### TO DO
Each line that holds the word "forms" counts once. Give the total number of such lines and nothing else.

### EXERCISE MATERIALS
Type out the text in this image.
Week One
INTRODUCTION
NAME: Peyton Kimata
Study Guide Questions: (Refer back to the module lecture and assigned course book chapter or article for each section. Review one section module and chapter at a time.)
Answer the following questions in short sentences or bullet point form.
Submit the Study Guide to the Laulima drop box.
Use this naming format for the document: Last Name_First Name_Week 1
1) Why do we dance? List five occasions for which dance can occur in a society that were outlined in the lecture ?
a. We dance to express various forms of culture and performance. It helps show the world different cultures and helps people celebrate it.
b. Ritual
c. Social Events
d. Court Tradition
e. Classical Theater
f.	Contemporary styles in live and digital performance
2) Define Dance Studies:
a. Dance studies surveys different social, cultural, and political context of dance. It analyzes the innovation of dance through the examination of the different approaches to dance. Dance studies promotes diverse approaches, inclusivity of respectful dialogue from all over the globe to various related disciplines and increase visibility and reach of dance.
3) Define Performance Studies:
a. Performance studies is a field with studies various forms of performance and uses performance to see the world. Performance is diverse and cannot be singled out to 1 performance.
--
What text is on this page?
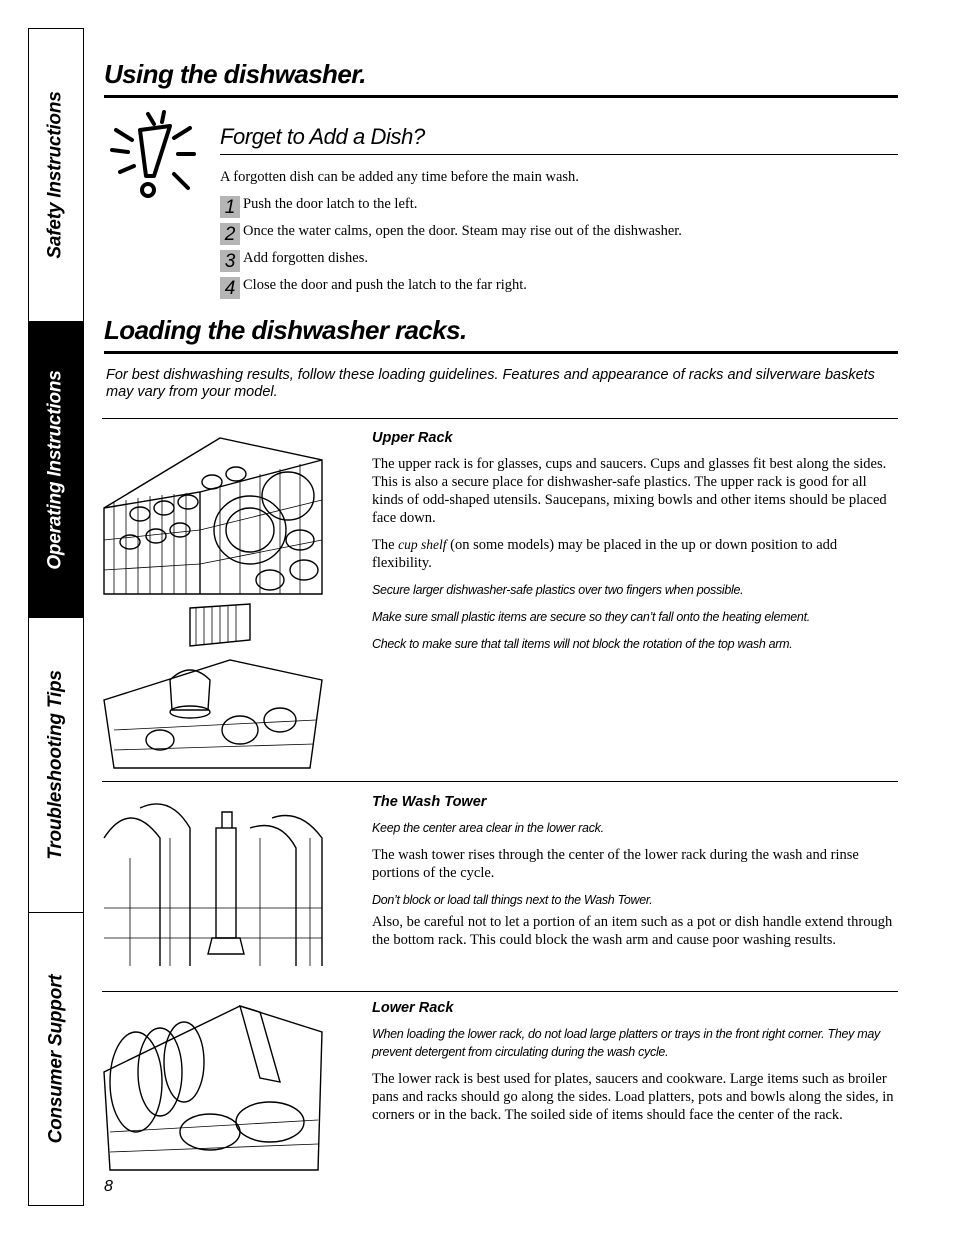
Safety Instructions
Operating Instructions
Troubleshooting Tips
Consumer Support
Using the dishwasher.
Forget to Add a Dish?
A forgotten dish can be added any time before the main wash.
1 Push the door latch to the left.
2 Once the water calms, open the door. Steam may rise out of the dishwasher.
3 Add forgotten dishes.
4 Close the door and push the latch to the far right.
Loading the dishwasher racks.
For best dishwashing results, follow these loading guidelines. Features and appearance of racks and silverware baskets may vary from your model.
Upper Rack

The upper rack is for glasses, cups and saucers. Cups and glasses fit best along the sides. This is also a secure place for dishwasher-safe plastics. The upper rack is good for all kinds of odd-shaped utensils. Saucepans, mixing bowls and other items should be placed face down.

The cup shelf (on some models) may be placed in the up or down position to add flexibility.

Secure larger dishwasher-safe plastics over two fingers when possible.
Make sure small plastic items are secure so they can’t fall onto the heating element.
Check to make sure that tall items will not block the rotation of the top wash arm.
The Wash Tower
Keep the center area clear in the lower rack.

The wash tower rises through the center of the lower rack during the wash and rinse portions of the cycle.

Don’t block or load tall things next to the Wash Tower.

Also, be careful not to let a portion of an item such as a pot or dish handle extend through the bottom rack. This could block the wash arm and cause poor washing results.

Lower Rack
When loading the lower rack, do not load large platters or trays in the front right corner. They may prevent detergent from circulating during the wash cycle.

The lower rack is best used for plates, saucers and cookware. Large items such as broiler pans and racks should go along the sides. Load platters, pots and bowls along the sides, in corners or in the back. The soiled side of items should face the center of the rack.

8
---
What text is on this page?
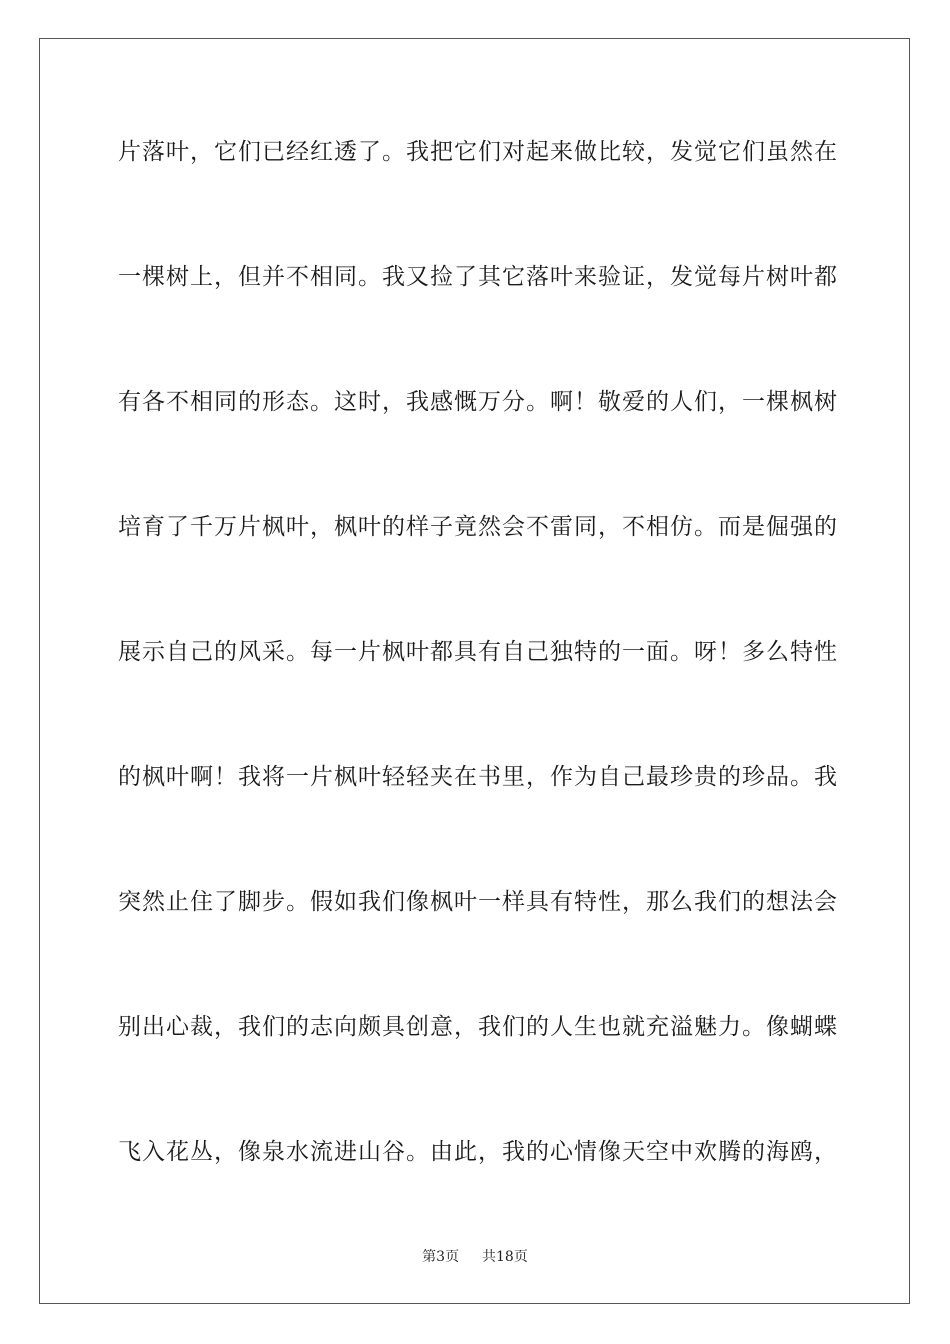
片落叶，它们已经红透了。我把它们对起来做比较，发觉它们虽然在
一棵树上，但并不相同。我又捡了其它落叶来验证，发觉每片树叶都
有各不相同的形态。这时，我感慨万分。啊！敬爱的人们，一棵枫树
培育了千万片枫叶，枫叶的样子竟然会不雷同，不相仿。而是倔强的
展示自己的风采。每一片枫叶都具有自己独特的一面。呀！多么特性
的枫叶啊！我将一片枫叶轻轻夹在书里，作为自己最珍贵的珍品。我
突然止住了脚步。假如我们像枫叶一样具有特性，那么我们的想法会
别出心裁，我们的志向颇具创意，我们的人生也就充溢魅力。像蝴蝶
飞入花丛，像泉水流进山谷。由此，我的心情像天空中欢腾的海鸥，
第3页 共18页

### REPLY
2